Compile every line that includes the word "type".

[Extracted records]
===============
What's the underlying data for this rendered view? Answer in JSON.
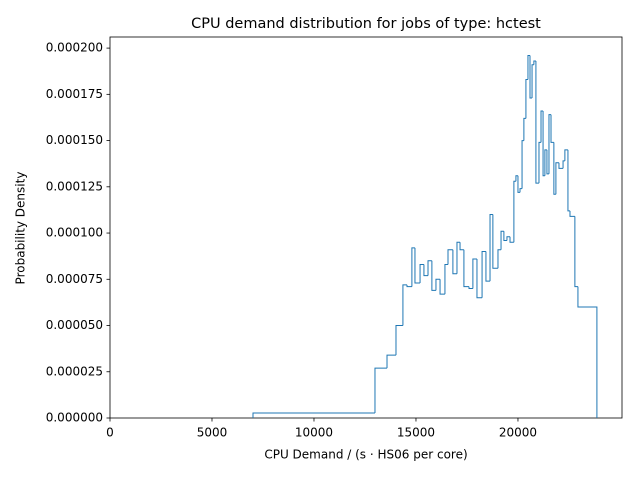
{
  "chart_data": {
    "type": "histogram",
    "title": "CPU demand distribution for jobs of type: hctest",
    "xlabel": "CPU Demand / (s · HS06 per core)",
    "ylabel": "Probability Density",
    "color": "#1f77b4",
    "bins": [
      7010,
      12990,
      13580,
      14020,
      14360,
      14560,
      14800,
      14950,
      15200,
      15390,
      15590,
      15780,
      15980,
      16180,
      16420,
      16570,
      16810,
      17010,
      17160,
      17350,
      17600,
      17790,
      17990,
      18240,
      18430,
      18630,
      18770,
      19020,
      19170,
      19310,
      19460,
      19610,
      19800,
      19900,
      20000,
      20100,
      20200,
      20290,
      20390,
      20490,
      20590,
      20690,
      20780,
      20880,
      21030,
      21130,
      21230,
      21320,
      21420,
      21520,
      21620,
      21760,
      21860,
      22010,
      22210,
      22300,
      22450,
      22550,
      22790,
      22940,
      23870
    ],
    "values": [
      2.7e-06,
      2.7e-05,
      3.4e-05,
      5e-05,
      7.2e-05,
      7.1e-05,
      9.2e-05,
      7.3e-05,
      8.3e-05,
      7.7e-05,
      8.5e-05,
      6.9e-05,
      7.5e-05,
      6.7e-05,
      8.3e-05,
      9.1e-05,
      7.8e-05,
      9.5e-05,
      9.1e-05,
      7.1e-05,
      7e-05,
      8.6e-05,
      6.5e-05,
      9e-05,
      7.4e-05,
      0.00011,
      8.1e-05,
      9.1e-05,
      0.000101,
      9.6e-05,
      9.8e-05,
      9.5e-05,
      0.000128,
      0.000131,
      0.000122,
      0.000124,
      0.00015,
      0.000162,
      0.000183,
      0.000196,
      0.000173,
      0.000191,
      0.000193,
      0.000127,
      0.000149,
      0.000166,
      0.000131,
      0.000145,
      0.000132,
      0.000164,
      0.000149,
      0.000121,
      0.000138,
      0.000135,
      0.000139,
      0.000145,
      0.000112,
      0.000109,
      7.1e-05,
      6e-05
    ],
    "xlim": [
      0,
      25100
    ],
    "ylim": [
      0,
      0.000206
    ],
    "xticks": [
      0,
      5000,
      10000,
      15000,
      20000
    ],
    "yticks": [
      {
        "value": 0,
        "label": "0.000000"
      },
      {
        "value": 2.5e-05,
        "label": "0.000025"
      },
      {
        "value": 5e-05,
        "label": "0.000050"
      },
      {
        "value": 7.5e-05,
        "label": "0.000075"
      },
      {
        "value": 0.0001,
        "label": "0.000100"
      },
      {
        "value": 0.000125,
        "label": "0.000125"
      },
      {
        "value": 0.00015,
        "label": "0.000150"
      },
      {
        "value": 0.000175,
        "label": "0.000175"
      },
      {
        "value": 0.0002,
        "label": "0.000200"
      }
    ]
  }
}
===============
Output for this exercise ->
    "type": "histogram",
    "title": "CPU demand distribution for jobs of type: hctest",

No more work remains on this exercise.